-- SUPPLIED MATERIAL start --
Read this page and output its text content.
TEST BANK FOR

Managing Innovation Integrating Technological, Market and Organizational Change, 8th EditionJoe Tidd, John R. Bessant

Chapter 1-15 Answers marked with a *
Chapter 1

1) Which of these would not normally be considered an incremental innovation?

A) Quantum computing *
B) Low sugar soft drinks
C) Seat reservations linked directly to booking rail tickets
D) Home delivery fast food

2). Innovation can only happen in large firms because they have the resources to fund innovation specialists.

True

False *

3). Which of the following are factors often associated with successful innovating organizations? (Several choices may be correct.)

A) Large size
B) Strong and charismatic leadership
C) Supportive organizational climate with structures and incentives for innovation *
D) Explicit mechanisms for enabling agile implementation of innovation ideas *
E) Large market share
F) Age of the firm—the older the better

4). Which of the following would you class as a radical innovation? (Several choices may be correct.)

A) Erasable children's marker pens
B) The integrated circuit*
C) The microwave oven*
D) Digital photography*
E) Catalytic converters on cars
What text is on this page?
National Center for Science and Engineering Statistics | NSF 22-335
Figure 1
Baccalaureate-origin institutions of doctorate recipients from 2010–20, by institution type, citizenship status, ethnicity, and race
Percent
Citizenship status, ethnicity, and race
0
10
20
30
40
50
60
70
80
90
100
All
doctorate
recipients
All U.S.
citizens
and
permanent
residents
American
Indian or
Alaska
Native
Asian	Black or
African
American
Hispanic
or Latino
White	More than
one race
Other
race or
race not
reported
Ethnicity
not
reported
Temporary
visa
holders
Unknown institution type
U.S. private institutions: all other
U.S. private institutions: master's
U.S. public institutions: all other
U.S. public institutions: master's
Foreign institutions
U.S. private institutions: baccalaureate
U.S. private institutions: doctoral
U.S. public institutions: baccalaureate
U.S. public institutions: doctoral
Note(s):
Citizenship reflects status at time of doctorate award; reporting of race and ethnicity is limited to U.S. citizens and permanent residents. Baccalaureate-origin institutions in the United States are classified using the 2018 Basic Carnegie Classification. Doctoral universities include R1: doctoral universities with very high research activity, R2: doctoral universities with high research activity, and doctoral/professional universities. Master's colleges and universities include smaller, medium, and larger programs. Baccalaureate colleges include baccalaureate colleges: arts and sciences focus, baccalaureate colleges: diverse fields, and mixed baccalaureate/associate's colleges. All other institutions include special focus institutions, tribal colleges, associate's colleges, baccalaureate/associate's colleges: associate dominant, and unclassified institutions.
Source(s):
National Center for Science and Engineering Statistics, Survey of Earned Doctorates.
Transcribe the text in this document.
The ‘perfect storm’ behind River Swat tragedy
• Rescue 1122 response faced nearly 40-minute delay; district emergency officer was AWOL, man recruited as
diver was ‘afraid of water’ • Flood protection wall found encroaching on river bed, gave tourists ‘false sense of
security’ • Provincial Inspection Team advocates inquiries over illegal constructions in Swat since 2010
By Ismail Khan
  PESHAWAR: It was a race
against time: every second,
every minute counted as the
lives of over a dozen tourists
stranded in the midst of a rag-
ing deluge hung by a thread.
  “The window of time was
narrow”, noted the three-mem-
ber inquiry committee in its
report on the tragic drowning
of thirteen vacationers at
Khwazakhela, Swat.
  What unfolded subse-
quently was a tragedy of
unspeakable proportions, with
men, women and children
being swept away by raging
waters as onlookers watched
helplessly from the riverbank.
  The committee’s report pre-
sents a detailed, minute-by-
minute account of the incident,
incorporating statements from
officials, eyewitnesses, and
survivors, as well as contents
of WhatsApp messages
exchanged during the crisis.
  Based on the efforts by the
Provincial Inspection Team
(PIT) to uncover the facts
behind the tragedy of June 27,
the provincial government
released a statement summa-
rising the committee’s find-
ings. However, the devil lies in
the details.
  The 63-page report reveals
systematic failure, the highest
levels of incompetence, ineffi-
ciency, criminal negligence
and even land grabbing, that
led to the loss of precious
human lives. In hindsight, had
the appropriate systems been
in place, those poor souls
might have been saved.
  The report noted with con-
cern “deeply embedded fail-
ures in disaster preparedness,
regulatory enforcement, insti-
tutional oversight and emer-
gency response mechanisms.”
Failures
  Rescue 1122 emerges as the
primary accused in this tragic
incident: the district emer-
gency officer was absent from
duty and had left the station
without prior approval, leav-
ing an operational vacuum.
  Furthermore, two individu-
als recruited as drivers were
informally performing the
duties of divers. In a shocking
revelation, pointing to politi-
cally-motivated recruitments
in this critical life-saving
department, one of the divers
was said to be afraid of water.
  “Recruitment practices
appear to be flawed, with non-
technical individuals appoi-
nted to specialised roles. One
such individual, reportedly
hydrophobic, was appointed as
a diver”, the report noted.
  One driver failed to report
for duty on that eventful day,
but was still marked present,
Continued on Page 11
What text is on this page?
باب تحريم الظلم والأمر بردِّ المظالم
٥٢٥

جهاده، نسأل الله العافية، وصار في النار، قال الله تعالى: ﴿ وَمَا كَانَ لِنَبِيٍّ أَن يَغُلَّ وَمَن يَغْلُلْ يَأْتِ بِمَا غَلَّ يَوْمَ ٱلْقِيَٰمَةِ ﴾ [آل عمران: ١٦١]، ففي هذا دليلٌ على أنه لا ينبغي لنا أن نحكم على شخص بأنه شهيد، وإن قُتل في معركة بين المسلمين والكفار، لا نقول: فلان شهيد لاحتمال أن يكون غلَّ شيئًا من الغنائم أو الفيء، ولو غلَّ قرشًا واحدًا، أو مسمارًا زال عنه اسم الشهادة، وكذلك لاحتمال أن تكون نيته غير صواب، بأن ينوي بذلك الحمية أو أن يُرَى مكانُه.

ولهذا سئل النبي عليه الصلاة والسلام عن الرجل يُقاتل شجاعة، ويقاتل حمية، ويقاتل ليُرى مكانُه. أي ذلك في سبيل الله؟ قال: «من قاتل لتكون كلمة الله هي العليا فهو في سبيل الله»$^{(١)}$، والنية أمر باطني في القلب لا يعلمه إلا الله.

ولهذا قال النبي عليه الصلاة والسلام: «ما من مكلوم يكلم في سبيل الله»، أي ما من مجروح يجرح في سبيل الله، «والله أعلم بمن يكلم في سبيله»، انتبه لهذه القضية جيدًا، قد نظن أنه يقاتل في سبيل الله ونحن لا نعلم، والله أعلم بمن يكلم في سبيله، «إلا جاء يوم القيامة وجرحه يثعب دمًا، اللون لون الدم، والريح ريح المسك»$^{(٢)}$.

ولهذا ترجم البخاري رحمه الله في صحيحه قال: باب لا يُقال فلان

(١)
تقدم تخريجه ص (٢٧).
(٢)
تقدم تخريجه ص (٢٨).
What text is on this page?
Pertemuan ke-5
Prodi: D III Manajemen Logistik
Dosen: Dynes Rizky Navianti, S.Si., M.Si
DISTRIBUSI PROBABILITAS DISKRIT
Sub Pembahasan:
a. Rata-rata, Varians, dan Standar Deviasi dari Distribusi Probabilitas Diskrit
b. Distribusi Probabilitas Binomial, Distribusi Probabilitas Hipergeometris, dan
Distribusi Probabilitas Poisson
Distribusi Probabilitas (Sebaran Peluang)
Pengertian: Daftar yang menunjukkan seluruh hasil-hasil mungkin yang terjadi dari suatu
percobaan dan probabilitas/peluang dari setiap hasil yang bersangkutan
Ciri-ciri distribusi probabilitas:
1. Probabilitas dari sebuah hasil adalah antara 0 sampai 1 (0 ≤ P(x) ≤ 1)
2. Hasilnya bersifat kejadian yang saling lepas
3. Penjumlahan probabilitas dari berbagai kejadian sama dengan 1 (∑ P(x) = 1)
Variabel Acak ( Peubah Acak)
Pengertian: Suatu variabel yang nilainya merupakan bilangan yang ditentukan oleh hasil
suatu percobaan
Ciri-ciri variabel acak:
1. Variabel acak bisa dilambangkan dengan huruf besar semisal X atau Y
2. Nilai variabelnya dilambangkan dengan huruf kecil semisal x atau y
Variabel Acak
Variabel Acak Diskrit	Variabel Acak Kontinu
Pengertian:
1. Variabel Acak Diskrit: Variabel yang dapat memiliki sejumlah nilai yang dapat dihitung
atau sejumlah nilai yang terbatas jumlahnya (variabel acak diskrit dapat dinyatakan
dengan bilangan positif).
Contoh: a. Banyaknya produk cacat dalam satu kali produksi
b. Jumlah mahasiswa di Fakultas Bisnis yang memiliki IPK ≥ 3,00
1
-- SUPPLIED MATERIAL end --
WHAT TO DO
Search the lines above for the string "district" and copy each line that has it.

COMPLETE ANSWER
• Rescue 1122 response faced nearly 40-minute delay; district emergency officer was AWOL, man recruited as
incident: the district emer-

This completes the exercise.